[Data records]
━━━━━━━━━━━━━━━━

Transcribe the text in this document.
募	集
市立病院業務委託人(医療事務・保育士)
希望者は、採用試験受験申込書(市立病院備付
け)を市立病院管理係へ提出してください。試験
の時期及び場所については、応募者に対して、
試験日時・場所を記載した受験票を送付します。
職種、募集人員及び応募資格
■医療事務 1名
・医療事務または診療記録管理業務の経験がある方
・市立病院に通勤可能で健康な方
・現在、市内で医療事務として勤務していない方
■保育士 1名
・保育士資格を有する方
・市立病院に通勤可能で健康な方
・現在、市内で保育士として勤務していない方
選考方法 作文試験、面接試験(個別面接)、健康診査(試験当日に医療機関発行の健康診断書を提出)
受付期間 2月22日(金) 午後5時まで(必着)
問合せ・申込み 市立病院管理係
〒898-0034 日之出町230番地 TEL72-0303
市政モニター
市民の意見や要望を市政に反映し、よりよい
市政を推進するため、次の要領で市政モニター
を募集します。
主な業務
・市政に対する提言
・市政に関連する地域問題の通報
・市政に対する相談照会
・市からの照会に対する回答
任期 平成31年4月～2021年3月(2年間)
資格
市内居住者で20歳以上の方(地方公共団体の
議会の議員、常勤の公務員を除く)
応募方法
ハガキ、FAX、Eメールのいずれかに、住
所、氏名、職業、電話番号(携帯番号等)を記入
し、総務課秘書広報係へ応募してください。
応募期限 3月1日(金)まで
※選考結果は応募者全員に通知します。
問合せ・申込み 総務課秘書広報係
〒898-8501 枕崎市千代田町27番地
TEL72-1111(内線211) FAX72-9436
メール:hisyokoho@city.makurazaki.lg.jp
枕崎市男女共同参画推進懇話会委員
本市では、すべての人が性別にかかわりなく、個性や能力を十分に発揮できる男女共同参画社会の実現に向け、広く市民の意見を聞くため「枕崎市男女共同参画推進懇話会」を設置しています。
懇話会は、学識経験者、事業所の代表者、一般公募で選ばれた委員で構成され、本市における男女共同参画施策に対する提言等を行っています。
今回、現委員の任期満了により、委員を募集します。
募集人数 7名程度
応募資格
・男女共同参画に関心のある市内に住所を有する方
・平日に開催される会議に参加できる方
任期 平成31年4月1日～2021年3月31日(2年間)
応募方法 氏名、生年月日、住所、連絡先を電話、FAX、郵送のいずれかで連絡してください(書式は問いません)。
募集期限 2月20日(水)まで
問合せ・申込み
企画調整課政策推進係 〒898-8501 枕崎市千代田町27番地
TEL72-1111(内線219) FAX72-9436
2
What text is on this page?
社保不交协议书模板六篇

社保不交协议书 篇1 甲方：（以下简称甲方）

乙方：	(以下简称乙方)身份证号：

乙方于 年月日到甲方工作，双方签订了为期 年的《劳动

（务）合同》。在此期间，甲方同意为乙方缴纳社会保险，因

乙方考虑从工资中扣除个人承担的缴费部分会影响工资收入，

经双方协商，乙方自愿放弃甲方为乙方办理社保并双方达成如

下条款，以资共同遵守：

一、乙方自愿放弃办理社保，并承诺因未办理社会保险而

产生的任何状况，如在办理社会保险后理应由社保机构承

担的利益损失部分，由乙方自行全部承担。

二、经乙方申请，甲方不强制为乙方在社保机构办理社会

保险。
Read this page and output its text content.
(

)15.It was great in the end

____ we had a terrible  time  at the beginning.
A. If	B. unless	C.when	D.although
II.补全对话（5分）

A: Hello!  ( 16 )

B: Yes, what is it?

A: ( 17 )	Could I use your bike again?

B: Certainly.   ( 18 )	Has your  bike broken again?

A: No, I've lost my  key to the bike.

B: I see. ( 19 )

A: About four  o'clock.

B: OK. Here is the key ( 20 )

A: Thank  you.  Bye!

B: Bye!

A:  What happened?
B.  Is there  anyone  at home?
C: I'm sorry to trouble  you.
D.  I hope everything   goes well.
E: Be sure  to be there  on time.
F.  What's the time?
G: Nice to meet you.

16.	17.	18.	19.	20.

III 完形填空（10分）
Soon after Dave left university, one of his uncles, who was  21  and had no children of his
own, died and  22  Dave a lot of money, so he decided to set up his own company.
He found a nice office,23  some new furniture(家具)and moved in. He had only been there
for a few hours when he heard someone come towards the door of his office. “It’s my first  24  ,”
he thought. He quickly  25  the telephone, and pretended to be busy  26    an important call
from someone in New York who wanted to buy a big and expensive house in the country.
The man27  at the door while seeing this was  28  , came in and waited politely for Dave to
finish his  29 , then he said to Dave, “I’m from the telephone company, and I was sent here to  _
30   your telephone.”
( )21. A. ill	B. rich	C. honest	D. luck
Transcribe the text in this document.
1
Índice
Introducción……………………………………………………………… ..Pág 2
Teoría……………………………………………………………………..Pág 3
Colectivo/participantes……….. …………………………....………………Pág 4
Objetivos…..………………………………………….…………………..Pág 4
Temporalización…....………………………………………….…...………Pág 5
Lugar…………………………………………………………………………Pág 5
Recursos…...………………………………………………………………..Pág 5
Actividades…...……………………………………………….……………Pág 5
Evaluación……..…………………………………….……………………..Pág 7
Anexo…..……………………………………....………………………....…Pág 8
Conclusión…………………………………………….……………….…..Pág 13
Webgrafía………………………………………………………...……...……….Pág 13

━━━━━━━━━━━━━━━━

• **Objective**
Print the records above in full, exactly.

• **Exercise solution**
Transcribe the text in this document.
募	集
市立病院業務委託人(医療事務・保育士)
希望者は、採用試験受験申込書(市立病院備付
け)を市立病院管理係へ提出してください。試験
の時期及び場所については、応募者に対して、
試験日時・場所を記載した受験票を送付します。
職種、募集人員及び応募資格
■医療事務 1名
・医療事務または診療記録管理業務の経験がある方
・市立病院に通勤可能で健康な方
・現在、市内で医療事務として勤務していない方
■保育士 1名
・保育士資格を有する方
・市立病院に通勤可能で健康な方
・現在、市内で保育士として勤務していない方
選考方法 作文試験、面接試験(個別面接)、健康診査(試験当日に医療機関発行の健康診断書を提出)
受付期間 2月22日(金) 午後5時まで(必着)
問合せ・申込み 市立病院管理係
〒898-0034 日之出町230番地 TEL72-0303
市政モニター
市民の意見や要望を市政に反映し、よりよい
市政を推進するため、次の要領で市政モニター
を募集します。
主な業務
・市政に対する提言
・市政に関連する地域問題の通報
・市政に対する相談照会
・市からの照会に対する回答
任期 平成31年4月～2021年3月(2年間)
資格
市内居住者で20歳以上の方(地方公共団体の
議会の議員、常勤の公務員を除く)
応募方法
ハガキ、FAX、Eメールのいずれかに、住
所、氏名、職業、電話番号(携帯番号等)を記入
し、総務課秘書広報係へ応募してください。
応募期限 3月1日(金)まで
※選考結果は応募者全員に通知します。
問合せ・申込み 総務課秘書広報係
〒898-8501 枕崎市千代田町27番地
TEL72-1111(内線211) FAX72-9436
メール:hisyokoho@city.makurazaki.lg.jp
枕崎市男女共同参画推進懇話会委員
本市では、すべての人が性別にかかわりなく、個性や能力を十分に発揮できる男女共同参画社会の実現に向け、広く市民の意見を聞くため「枕崎市男女共同参画推進懇話会」を設置しています。
懇話会は、学識経験者、事業所の代表者、一般公募で選ばれた委員で構成され、本市における男女共同参画施策に対する提言等を行っています。
今回、現委員の任期満了により、委員を募集します。
募集人数 7名程度
応募資格
・男女共同参画に関心のある市内に住所を有する方
・平日に開催される会議に参加できる方
任期 平成31年4月1日～2021年3月31日(2年間)
応募方法 氏名、生年月日、住所、連絡先を電話、FAX、郵送のいずれかで連絡してください(書式は問いません)。
募集期限 2月20日(水)まで
問合せ・申込み
企画調整課政策推進係 〒898-8501 枕崎市千代田町27番地
TEL72-1111(内線219) FAX72-9436
2
What text is on this page?
社保不交协议书模板六篇

社保不交协议书 篇1 甲方：（以下简称甲方）

乙方：	(以下简称乙方)身份证号：

乙方于 年月日到甲方工作，双方签订了为期 年的《劳动

（务）合同》。在此期间，甲方同意为乙方缴纳社会保险，因

乙方考虑从工资中扣除个人承担的缴费部分会影响工资收入，

经双方协商，乙方自愿放弃甲方为乙方办理社保并双方达成如

下条款，以资共同遵守：

一、乙方自愿放弃办理社保，并承诺因未办理社会保险而

产生的任何状况，如在办理社会保险后理应由社保机构承

担的利益损失部分，由乙方自行全部承担。

二、经乙方申请，甲方不强制为乙方在社保机构办理社会

保险。
Read this page and output its text content.
(

)15.It was great in the end

____ we had a terrible  time  at the beginning.
A. If	B. unless	C.when	D.although
II.补全对话（5分）

A: Hello!  ( 16 )

B: Yes, what is it?

A: ( 17 )	Could I use your bike again?

B: Certainly.   ( 18 )	Has your  bike broken again?

A: No, I've lost my  key to the bike.

B: I see. ( 19 )

A: About four  o'clock.

B: OK. Here is the key ( 20 )

A: Thank  you.  Bye!

B: Bye!

A:  What happened?
B.  Is there  anyone  at home?
C: I'm sorry to trouble  you.
D.  I hope everything   goes well.
E: Be sure  to be there  on time.
F.  What's the time?
G: Nice to meet you.

16.	17.	18.	19.	20.

III 完形填空（10分）
Soon after Dave left university, one of his uncles, who was  21  and had no children of his
own, died and  22  Dave a lot of money, so he decided to set up his own company.
He found a nice office,23  some new furniture(家具)and moved in. He had only been there
for a few hours when he heard someone come towards the door of his office. “It’s my first  24  ,”
he thought. He quickly  25  the telephone, and pretended to be busy  26    an important call
from someone in New York who wanted to buy a big and expensive house in the country.
The man27  at the door while seeing this was  28  , came in and waited politely for Dave to
finish his  29 , then he said to Dave, “I’m from the telephone company, and I was sent here to  _
30   your telephone.”
( )21. A. ill	B. rich	C. honest	D. luck
Transcribe the text in this document.
1
Índice
Introducción……………………………………………………………… ..Pág 2
Teoría……………………………………………………………………..Pág 3
Colectivo/participantes……….. …………………………....………………Pág 4
Objetivos…..………………………………………….…………………..Pág 4
Temporalización…....………………………………………….…...………Pág 5
Lugar…………………………………………………………………………Pág 5
Recursos…...………………………………………………………………..Pág 5
Actividades…...……………………………………………….……………Pág 5
Evaluación……..…………………………………….……………………..Pág 7
Anexo…..……………………………………....………………………....…Pág 8
Conclusión…………………………………………….……………….…..Pág 13
Webgrafía………………………………………………………...……...……….Pág 13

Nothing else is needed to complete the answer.